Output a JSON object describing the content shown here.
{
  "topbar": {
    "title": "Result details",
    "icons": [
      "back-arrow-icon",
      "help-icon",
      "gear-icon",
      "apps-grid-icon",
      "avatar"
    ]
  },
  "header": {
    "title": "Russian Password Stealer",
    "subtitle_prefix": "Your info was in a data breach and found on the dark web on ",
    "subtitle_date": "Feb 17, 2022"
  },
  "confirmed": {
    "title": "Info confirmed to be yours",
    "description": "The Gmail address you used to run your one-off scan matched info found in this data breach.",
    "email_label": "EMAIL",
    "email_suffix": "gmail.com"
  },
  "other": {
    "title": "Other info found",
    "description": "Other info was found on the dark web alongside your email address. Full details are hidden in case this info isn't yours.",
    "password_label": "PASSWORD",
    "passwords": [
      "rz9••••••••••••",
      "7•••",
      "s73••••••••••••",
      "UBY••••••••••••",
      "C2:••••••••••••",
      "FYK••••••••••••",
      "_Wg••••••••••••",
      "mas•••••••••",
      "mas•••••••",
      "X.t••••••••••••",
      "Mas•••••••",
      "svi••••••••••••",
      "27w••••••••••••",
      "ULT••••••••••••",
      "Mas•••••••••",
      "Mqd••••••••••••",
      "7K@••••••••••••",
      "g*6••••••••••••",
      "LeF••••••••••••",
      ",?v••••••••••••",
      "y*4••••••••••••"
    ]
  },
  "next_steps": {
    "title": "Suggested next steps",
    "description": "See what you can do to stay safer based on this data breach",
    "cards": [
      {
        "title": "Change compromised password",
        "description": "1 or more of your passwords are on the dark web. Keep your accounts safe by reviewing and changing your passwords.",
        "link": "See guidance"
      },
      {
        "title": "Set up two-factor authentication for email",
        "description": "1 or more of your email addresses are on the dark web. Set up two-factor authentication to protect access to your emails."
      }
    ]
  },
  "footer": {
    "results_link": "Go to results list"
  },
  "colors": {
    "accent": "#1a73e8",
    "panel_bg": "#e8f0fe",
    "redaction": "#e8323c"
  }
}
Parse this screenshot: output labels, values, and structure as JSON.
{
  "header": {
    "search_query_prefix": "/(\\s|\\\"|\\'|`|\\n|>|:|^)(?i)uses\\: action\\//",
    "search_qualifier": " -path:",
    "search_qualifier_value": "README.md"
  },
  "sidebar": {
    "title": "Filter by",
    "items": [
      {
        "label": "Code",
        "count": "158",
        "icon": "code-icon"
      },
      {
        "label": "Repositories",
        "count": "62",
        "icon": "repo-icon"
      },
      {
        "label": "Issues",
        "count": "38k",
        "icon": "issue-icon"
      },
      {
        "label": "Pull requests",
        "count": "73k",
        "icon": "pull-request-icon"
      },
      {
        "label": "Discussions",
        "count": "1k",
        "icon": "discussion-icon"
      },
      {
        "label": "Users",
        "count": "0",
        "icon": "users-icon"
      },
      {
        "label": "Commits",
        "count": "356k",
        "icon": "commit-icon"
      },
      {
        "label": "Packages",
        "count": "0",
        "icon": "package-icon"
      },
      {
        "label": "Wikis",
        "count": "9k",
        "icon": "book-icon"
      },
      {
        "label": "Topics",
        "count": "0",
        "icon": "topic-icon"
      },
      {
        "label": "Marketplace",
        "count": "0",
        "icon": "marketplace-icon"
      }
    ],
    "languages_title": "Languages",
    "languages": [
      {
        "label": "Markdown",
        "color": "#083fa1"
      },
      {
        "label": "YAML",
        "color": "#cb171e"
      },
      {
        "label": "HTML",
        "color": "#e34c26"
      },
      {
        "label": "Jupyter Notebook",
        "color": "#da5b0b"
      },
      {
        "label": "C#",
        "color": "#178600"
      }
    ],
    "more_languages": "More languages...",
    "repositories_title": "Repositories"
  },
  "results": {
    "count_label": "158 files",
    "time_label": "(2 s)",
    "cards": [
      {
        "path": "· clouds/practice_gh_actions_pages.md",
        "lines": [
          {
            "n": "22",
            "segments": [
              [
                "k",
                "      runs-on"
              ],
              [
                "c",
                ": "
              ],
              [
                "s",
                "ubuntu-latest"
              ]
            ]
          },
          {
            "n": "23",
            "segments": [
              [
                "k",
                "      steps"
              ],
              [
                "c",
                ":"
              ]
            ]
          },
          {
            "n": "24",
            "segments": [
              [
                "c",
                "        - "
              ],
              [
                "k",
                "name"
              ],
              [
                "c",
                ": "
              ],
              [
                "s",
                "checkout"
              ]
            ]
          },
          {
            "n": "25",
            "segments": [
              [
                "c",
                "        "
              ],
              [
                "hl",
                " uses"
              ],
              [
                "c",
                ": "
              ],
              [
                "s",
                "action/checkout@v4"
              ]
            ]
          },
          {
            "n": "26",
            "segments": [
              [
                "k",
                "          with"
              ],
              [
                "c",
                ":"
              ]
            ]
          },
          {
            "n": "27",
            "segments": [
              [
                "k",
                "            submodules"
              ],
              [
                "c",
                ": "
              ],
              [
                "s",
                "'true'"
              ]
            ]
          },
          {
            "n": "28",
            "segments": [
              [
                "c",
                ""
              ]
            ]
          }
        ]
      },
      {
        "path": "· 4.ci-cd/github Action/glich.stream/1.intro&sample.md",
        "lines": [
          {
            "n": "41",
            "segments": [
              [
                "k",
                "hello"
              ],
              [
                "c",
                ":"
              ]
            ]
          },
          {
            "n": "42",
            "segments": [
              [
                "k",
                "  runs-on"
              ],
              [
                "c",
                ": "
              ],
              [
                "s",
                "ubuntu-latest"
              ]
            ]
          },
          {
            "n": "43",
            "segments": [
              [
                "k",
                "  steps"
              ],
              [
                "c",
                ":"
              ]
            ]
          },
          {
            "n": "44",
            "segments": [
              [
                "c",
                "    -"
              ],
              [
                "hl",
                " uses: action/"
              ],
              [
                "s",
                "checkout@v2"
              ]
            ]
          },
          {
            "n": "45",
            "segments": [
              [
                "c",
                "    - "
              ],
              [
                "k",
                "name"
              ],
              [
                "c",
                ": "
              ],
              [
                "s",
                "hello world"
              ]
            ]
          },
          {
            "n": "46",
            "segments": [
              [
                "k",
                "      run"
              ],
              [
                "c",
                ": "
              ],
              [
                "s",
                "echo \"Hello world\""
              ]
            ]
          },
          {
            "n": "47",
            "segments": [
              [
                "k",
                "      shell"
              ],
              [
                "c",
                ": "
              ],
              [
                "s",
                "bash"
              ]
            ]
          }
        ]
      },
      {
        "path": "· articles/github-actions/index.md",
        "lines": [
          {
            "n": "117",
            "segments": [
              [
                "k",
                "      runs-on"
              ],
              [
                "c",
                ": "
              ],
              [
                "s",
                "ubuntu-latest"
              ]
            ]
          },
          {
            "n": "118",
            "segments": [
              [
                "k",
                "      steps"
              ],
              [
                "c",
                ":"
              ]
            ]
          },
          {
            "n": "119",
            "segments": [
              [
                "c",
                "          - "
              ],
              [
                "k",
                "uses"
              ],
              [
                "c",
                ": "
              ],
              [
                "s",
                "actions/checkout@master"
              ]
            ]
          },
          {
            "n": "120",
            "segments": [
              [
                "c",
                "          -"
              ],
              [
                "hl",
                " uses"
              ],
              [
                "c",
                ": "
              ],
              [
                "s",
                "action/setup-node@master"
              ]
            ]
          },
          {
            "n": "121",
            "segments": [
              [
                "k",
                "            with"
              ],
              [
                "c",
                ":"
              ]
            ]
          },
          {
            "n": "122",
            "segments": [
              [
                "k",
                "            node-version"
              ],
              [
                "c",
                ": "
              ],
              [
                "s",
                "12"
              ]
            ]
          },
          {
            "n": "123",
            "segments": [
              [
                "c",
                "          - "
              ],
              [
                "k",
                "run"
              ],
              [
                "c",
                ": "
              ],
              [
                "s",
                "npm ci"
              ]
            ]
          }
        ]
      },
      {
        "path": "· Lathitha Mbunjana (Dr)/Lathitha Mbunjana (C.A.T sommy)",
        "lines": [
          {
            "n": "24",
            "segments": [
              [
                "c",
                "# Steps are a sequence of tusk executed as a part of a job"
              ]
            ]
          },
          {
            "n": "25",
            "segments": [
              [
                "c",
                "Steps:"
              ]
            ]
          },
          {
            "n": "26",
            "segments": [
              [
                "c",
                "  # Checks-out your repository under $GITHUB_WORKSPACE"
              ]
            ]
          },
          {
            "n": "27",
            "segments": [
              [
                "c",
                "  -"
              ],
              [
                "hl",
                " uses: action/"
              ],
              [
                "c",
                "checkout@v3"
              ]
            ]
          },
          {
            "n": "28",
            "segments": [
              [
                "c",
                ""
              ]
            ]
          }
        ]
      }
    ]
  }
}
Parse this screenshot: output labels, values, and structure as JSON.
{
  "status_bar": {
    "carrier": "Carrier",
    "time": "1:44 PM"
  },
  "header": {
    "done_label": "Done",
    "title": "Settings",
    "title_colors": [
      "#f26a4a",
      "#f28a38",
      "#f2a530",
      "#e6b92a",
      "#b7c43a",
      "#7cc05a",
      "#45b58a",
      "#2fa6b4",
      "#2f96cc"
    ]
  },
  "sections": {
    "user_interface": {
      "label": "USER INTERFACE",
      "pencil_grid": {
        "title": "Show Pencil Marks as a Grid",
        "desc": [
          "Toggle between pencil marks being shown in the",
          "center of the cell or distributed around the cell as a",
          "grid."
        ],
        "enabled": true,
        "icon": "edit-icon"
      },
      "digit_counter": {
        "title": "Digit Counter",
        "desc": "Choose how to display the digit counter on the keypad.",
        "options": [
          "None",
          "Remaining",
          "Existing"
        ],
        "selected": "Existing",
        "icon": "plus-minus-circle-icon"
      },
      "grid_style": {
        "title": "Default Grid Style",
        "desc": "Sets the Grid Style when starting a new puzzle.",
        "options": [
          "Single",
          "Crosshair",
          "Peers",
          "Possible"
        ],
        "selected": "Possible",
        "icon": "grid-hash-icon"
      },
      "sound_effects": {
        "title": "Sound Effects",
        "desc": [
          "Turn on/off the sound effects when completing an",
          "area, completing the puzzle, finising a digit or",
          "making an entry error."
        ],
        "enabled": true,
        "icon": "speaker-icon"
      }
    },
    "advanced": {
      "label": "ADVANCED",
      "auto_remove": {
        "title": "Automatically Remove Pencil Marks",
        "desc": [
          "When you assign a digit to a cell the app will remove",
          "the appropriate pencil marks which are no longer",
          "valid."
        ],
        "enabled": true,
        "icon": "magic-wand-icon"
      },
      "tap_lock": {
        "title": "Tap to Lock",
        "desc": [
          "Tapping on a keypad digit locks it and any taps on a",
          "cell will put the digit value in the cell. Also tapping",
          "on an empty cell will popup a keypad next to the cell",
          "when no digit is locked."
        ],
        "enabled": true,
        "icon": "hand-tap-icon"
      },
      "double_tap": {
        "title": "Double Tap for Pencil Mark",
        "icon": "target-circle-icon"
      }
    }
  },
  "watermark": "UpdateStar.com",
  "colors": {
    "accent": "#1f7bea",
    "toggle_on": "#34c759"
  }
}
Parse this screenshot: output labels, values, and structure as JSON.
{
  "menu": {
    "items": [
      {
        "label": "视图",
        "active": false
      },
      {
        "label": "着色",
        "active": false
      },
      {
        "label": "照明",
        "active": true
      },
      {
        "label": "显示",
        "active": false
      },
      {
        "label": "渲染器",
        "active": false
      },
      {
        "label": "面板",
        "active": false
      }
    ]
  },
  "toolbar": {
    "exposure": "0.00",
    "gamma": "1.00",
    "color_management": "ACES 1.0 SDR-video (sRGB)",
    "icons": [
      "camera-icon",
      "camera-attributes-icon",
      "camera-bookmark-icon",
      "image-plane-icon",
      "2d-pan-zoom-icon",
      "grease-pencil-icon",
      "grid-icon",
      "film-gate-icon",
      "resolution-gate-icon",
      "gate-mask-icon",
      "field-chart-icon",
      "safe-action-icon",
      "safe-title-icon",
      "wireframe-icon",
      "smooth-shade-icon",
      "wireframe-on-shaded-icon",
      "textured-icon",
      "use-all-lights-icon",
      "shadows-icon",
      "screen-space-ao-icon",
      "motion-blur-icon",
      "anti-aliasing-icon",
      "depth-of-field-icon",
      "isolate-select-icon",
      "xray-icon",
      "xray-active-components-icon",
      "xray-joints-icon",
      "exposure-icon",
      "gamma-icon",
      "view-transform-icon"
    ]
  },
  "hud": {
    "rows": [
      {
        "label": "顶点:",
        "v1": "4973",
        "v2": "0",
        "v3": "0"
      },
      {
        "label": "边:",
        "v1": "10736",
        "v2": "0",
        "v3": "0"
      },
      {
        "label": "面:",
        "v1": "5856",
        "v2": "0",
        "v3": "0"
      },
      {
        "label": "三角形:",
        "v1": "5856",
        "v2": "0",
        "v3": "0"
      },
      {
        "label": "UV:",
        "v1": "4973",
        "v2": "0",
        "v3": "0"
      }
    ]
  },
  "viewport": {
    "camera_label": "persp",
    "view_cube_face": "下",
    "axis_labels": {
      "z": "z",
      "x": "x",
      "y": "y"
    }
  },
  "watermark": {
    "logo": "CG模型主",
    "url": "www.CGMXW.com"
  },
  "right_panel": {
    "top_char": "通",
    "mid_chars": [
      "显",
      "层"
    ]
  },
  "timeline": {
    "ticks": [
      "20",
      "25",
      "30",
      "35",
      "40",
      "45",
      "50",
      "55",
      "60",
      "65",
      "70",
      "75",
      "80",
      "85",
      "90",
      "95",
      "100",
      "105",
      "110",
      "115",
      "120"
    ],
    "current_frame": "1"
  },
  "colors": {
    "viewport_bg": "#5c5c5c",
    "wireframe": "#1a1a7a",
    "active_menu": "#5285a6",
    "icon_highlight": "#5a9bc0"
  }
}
------------------------------------
Tell how many lines in the material contain the word "wireframe". Only the number is wanted.

3